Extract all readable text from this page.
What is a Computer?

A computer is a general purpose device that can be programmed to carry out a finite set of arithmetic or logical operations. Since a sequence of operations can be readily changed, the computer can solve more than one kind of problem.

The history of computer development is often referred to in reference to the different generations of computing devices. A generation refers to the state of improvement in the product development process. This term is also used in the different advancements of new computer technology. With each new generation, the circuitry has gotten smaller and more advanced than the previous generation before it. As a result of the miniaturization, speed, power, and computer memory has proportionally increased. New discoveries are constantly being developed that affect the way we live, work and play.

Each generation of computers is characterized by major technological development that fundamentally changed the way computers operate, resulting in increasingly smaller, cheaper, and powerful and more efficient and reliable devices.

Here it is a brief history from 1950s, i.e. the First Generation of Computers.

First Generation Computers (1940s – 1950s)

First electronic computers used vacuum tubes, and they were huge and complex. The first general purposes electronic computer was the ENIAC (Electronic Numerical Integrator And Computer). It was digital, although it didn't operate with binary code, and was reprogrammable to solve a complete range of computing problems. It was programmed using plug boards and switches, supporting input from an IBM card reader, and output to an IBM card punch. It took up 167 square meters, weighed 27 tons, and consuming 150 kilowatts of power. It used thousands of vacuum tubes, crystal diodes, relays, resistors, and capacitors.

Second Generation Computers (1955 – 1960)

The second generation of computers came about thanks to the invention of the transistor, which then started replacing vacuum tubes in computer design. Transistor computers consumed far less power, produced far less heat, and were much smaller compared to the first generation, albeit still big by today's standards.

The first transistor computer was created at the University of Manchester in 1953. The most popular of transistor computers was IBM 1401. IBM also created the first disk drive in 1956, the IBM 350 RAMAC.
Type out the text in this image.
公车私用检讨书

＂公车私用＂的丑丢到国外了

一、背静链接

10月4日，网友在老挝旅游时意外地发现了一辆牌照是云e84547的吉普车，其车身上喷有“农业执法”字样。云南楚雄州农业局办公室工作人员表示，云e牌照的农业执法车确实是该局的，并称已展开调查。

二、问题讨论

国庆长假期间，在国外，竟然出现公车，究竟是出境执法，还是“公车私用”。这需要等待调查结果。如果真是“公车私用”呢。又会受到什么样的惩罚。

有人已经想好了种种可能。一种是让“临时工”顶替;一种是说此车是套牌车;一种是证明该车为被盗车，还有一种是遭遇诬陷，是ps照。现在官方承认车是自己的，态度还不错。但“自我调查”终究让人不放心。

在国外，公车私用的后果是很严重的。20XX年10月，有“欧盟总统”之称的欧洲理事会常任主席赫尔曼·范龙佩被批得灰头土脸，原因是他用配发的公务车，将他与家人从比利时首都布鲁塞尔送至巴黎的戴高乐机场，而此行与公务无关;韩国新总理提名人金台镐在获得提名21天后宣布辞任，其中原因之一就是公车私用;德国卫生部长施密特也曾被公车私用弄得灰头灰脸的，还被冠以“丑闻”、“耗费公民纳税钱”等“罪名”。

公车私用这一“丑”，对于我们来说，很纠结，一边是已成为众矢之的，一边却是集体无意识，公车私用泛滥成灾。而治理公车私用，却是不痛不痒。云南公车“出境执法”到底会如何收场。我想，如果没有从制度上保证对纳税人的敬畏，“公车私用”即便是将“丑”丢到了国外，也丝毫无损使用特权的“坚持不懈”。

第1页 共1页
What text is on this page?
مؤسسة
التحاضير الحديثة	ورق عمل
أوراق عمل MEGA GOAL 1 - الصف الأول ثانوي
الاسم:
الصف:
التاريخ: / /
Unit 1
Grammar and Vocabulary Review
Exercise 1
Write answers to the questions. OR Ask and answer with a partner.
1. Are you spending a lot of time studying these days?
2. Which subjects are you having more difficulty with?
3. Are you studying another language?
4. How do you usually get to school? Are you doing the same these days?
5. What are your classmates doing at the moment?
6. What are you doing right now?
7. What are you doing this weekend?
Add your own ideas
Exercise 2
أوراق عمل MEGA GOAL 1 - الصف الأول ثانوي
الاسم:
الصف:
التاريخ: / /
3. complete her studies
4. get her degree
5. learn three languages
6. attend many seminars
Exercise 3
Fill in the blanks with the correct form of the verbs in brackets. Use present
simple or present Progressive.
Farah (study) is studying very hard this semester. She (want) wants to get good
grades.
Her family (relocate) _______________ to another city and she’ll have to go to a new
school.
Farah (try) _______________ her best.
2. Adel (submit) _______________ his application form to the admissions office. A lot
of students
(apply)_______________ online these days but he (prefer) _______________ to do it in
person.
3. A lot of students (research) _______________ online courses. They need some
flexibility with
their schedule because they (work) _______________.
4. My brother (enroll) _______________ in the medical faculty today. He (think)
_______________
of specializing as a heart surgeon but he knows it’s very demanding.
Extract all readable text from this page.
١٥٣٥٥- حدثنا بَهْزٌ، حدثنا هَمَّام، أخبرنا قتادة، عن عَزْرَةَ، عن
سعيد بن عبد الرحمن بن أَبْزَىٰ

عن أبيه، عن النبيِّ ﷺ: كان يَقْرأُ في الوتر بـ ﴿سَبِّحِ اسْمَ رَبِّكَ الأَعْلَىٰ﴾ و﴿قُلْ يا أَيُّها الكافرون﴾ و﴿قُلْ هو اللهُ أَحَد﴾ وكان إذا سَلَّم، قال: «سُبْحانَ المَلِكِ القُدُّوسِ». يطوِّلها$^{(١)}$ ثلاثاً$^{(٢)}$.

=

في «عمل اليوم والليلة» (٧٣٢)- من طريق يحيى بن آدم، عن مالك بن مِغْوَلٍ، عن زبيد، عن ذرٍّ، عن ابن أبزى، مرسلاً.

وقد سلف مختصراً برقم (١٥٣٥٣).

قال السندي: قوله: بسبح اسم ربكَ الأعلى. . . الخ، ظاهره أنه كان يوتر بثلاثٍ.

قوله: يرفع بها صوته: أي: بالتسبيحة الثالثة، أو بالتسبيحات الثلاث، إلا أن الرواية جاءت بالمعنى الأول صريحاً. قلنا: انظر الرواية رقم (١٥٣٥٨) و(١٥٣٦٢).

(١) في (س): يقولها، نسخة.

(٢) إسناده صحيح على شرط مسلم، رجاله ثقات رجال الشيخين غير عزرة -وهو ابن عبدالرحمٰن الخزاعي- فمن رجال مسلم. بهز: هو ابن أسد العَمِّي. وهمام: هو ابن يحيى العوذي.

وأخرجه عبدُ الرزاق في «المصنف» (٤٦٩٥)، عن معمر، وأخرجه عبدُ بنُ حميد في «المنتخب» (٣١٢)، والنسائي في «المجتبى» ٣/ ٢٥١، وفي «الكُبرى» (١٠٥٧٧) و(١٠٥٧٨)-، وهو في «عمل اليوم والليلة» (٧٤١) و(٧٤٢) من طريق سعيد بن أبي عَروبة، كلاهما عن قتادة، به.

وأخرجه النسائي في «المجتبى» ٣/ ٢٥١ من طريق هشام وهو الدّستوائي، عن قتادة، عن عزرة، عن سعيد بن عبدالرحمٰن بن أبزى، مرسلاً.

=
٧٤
#####
● Written exercise:
Take the entries above and transcribe them exactly.

● Reply:
Extract all readable text from this page.
What is a Computer?

A computer is a general purpose device that can be programmed to carry out a finite set of arithmetic or logical operations. Since a sequence of operations can be readily changed, the computer can solve more than one kind of problem.

The history of computer development is often referred to in reference to the different generations of computing devices. A generation refers to the state of improvement in the product development process. This term is also used in the different advancements of new computer technology. With each new generation, the circuitry has gotten smaller and more advanced than the previous generation before it. As a result of the miniaturization, speed, power, and computer memory has proportionally increased. New discoveries are constantly being developed that affect the way we live, work and play.

Each generation of computers is characterized by major technological development that fundamentally changed the way computers operate, resulting in increasingly smaller, cheaper, and powerful and more efficient and reliable devices.

Here it is a brief history from 1950s, i.e. the First Generation of Computers.

First Generation Computers (1940s – 1950s)

First electronic computers used vacuum tubes, and they were huge and complex. The first general purposes electronic computer was the ENIAC (Electronic Numerical Integrator And Computer). It was digital, although it didn't operate with binary code, and was reprogrammable to solve a complete range of computing problems. It was programmed using plug boards and switches, supporting input from an IBM card reader, and output to an IBM card punch. It took up 167 square meters, weighed 27 tons, and consuming 150 kilowatts of power. It used thousands of vacuum tubes, crystal diodes, relays, resistors, and capacitors.

Second Generation Computers (1955 – 1960)

The second generation of computers came about thanks to the invention of the transistor, which then started replacing vacuum tubes in computer design. Transistor computers consumed far less power, produced far less heat, and were much smaller compared to the first generation, albeit still big by today's standards.

The first transistor computer was created at the University of Manchester in 1953. The most popular of transistor computers was IBM 1401. IBM also created the first disk drive in 1956, the IBM 350 RAMAC.
Type out the text in this image.
公车私用检讨书

＂公车私用＂的丑丢到国外了

一、背静链接

10月4日，网友在老挝旅游时意外地发现了一辆牌照是云e84547的吉普车，其车身上喷有“农业执法”字样。云南楚雄州农业局办公室工作人员表示，云e牌照的农业执法车确实是该局的，并称已展开调查。

二、问题讨论

国庆长假期间，在国外，竟然出现公车，究竟是出境执法，还是“公车私用”。这需要等待调查结果。如果真是“公车私用”呢。又会受到什么样的惩罚。

有人已经想好了种种可能。一种是让“临时工”顶替;一种是说此车是套牌车;一种是证明该车为被盗车，还有一种是遭遇诬陷，是ps照。现在官方承认车是自己的，态度还不错。但“自我调查”终究让人不放心。

在国外，公车私用的后果是很严重的。20XX年10月，有“欧盟总统”之称的欧洲理事会常任主席赫尔曼·范龙佩被批得灰头土脸，原因是他用配发的公务车，将他与家人从比利时首都布鲁塞尔送至巴黎的戴高乐机场，而此行与公务无关;韩国新总理提名人金台镐在获得提名21天后宣布辞任，其中原因之一就是公车私用;德国卫生部长施密特也曾被公车私用弄得灰头灰脸的，还被冠以“丑闻”、“耗费公民纳税钱”等“罪名”。

公车私用这一“丑”，对于我们来说，很纠结，一边是已成为众矢之的，一边却是集体无意识，公车私用泛滥成灾。而治理公车私用，却是不痛不痒。云南公车“出境执法”到底会如何收场。我想，如果没有从制度上保证对纳税人的敬畏，“公车私用”即便是将“丑”丢到了国外，也丝毫无损使用特权的“坚持不懈”。

第1页 共1页
What text is on this page?
مؤسسة
التحاضير الحديثة	ورق عمل
أوراق عمل MEGA GOAL 1 - الصف الأول ثانوي
الاسم:
الصف:
التاريخ: / /
Unit 1
Grammar and Vocabulary Review
Exercise 1
Write answers to the questions. OR Ask and answer with a partner.
1. Are you spending a lot of time studying these days?
2. Which subjects are you having more difficulty with?
3. Are you studying another language?
4. How do you usually get to school? Are you doing the same these days?
5. What are your classmates doing at the moment?
6. What are you doing right now?
7. What are you doing this weekend?
Add your own ideas
Exercise 2
أوراق عمل MEGA GOAL 1 - الصف الأول ثانوي
الاسم:
الصف:
التاريخ: / /
3. complete her studies
4. get her degree
5. learn three languages
6. attend many seminars
Exercise 3
Fill in the blanks with the correct form of the verbs in brackets. Use present
simple or present Progressive.
Farah (study) is studying very hard this semester. She (want) wants to get good
grades.
Her family (relocate) _______________ to another city and she’ll have to go to a new
school.
Farah (try) _______________ her best.
2. Adel (submit) _______________ his application form to the admissions office. A lot
of students
(apply)_______________ online these days but he (prefer) _______________ to do it in
person.
3. A lot of students (research) _______________ online courses. They need some
flexibility with
their schedule because they (work) _______________.
4. My brother (enroll) _______________ in the medical faculty today. He (think)
_______________
of specializing as a heart surgeon but he knows it’s very demanding.
Extract all readable text from this page.
١٥٣٥٥- حدثنا بَهْزٌ، حدثنا هَمَّام، أخبرنا قتادة، عن عَزْرَةَ، عن
سعيد بن عبد الرحمن بن أَبْزَىٰ

عن أبيه، عن النبيِّ ﷺ: كان يَقْرأُ في الوتر بـ ﴿سَبِّحِ اسْمَ رَبِّكَ الأَعْلَىٰ﴾ و﴿قُلْ يا أَيُّها الكافرون﴾ و﴿قُلْ هو اللهُ أَحَد﴾ وكان إذا سَلَّم، قال: «سُبْحانَ المَلِكِ القُدُّوسِ». يطوِّلها$^{(١)}$ ثلاثاً$^{(٢)}$.

=

في «عمل اليوم والليلة» (٧٣٢)- من طريق يحيى بن آدم، عن مالك بن مِغْوَلٍ، عن زبيد، عن ذرٍّ، عن ابن أبزى، مرسلاً.

وقد سلف مختصراً برقم (١٥٣٥٣).

قال السندي: قوله: بسبح اسم ربكَ الأعلى. . . الخ، ظاهره أنه كان يوتر بثلاثٍ.

قوله: يرفع بها صوته: أي: بالتسبيحة الثالثة، أو بالتسبيحات الثلاث، إلا أن الرواية جاءت بالمعنى الأول صريحاً. قلنا: انظر الرواية رقم (١٥٣٥٨) و(١٥٣٦٢).

(١) في (س): يقولها، نسخة.

(٢) إسناده صحيح على شرط مسلم، رجاله ثقات رجال الشيخين غير عزرة -وهو ابن عبدالرحمٰن الخزاعي- فمن رجال مسلم. بهز: هو ابن أسد العَمِّي. وهمام: هو ابن يحيى العوذي.

وأخرجه عبدُ الرزاق في «المصنف» (٤٦٩٥)، عن معمر، وأخرجه عبدُ بنُ حميد في «المنتخب» (٣١٢)، والنسائي في «المجتبى» ٣/ ٢٥١، وفي «الكُبرى» (١٠٥٧٧) و(١٠٥٧٨)-، وهو في «عمل اليوم والليلة» (٧٤١) و(٧٤٢) من طريق سعيد بن أبي عَروبة، كلاهما عن قتادة، به.

وأخرجه النسائي في «المجتبى» ٣/ ٢٥١ من طريق هشام وهو الدّستوائي، عن قتادة، عن عزرة، عن سعيد بن عبدالرحمٰن بن أبزى، مرسلاً.

=
٧٤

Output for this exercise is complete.